(Dataset excerpts)
++++++++
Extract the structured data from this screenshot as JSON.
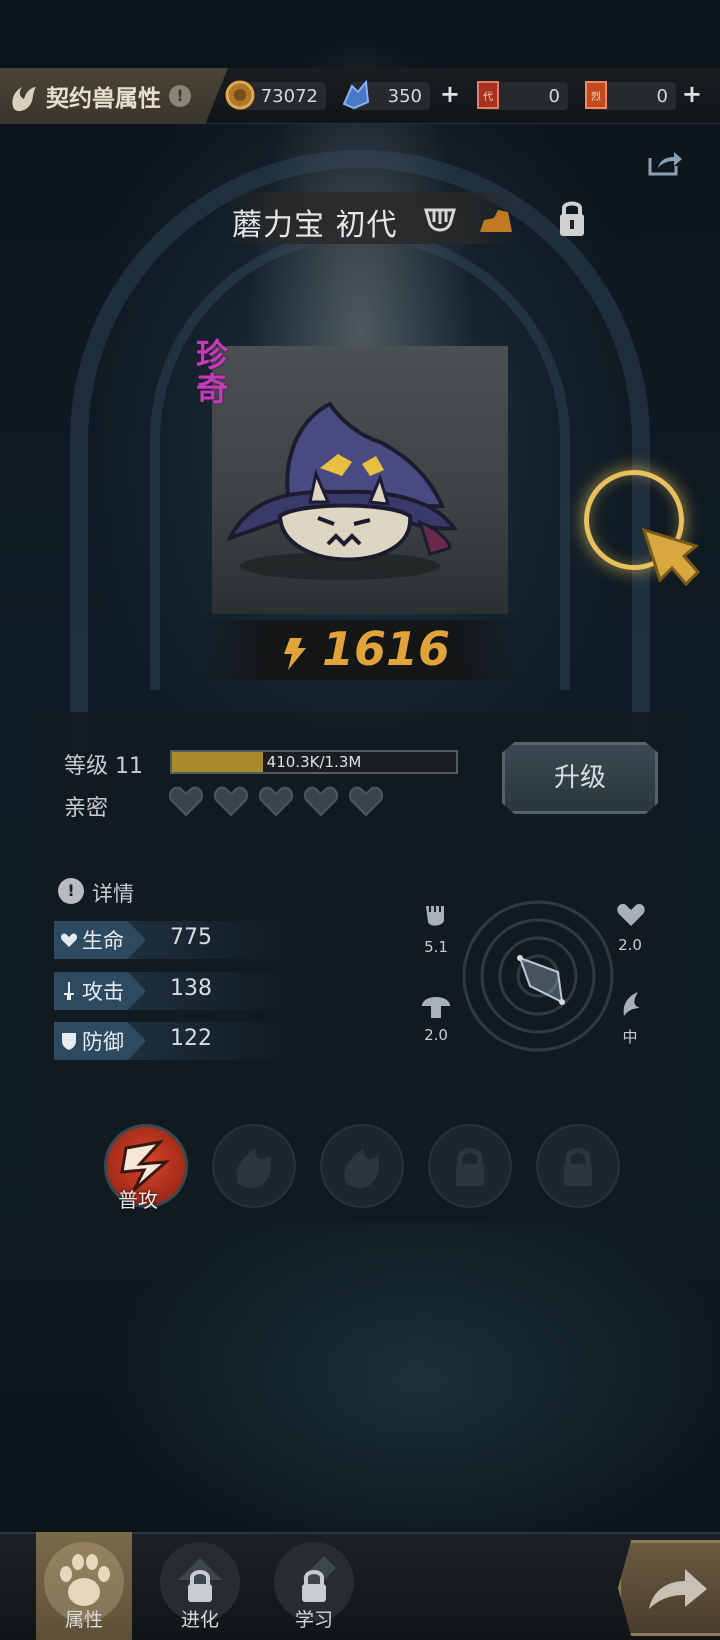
{
  "header": {
    "title": "契约兽属性",
    "info_icon": "exclamation-icon"
  },
  "resources": [
    {
      "name": "coin",
      "icon": "coin-icon",
      "value": "73072"
    },
    {
      "name": "crystal",
      "icon": "crystal-icon",
      "value": "350"
    },
    {
      "name": "ticket-a",
      "icon": "ticket-icon",
      "value": "0",
      "badge": "代"
    },
    {
      "name": "ticket-b",
      "icon": "ticket-icon",
      "value": "0",
      "badge": "烈"
    }
  ],
  "pet": {
    "name": "蘑力宝 初代",
    "rarity": "珍奇",
    "power": "1616"
  },
  "level": {
    "label": "等级 11",
    "xp_text": "410.3K/1.3M",
    "xp_progress": 0.32,
    "intimacy_label": "亲密",
    "hearts": 5,
    "upgrade_label": "升级"
  },
  "details": {
    "title": "详情",
    "stats": [
      {
        "label": "生命",
        "value": "775",
        "icon": "heart-icon"
      },
      {
        "label": "攻击",
        "value": "138",
        "icon": "sword-icon"
      },
      {
        "label": "防御",
        "value": "122",
        "icon": "shield-icon"
      }
    ],
    "radar": {
      "fist": "5.1",
      "heart": "2.0",
      "mushroom": "2.0",
      "wing": "中"
    }
  },
  "skills": {
    "first_label": "普攻"
  },
  "nav": {
    "tabs": [
      {
        "label": "属性",
        "active": true
      },
      {
        "label": "进化",
        "active": false
      },
      {
        "label": "学习",
        "active": false
      }
    ]
  },
  "colors": {
    "accent_gold": "#e0a43a",
    "rarity_purple": "#c23bb8",
    "xp_fill": "#a88a2a"
  }
}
++++++++
Retype the data above exactly; pictures are not part of the copy.

• Written response:
Extract the structured data from this screenshot as JSON.
{
  "header": {
    "title": "契约兽属性",
    "info_icon": "exclamation-icon"
  },
  "resources": [
    {
      "name": "coin",
      "icon": "coin-icon",
      "value": "73072"
    },
    {
      "name": "crystal",
      "icon": "crystal-icon",
      "value": "350"
    },
    {
      "name": "ticket-a",
      "icon": "ticket-icon",
      "value": "0",
      "badge": "代"
    },
    {
      "name": "ticket-b",
      "icon": "ticket-icon",
      "value": "0",
      "badge": "烈"
    }
  ],
  "pet": {
    "name": "蘑力宝 初代",
    "rarity": "珍奇",
    "power": "1616"
  },
  "level": {
    "label": "等级 11",
    "xp_text": "410.3K/1.3M",
    "xp_progress": 0.32,
    "intimacy_label": "亲密",
    "hearts": 5,
    "upgrade_label": "升级"
  },
  "details": {
    "title": "详情",
    "stats": [
      {
        "label": "生命",
        "value": "775",
        "icon": "heart-icon"
      },
      {
        "label": "攻击",
        "value": "138",
        "icon": "sword-icon"
      },
      {
        "label": "防御",
        "value": "122",
        "icon": "shield-icon"
      }
    ],
    "radar": {
      "fist": "5.1",
      "heart": "2.0",
      "mushroom": "2.0",
      "wing": "中"
    }
  },
  "skills": {
    "first_label": "普攻"
  },
  "nav": {
    "tabs": [
      {
        "label": "属性",
        "active": true
      },
      {
        "label": "进化",
        "active": false
      },
      {
        "label": "学习",
        "active": false
      }
    ]
  },
  "colors": {
    "accent_gold": "#e0a43a",
    "rarity_purple": "#c23bb8",
    "xp_fill": "#a88a2a"
  }
}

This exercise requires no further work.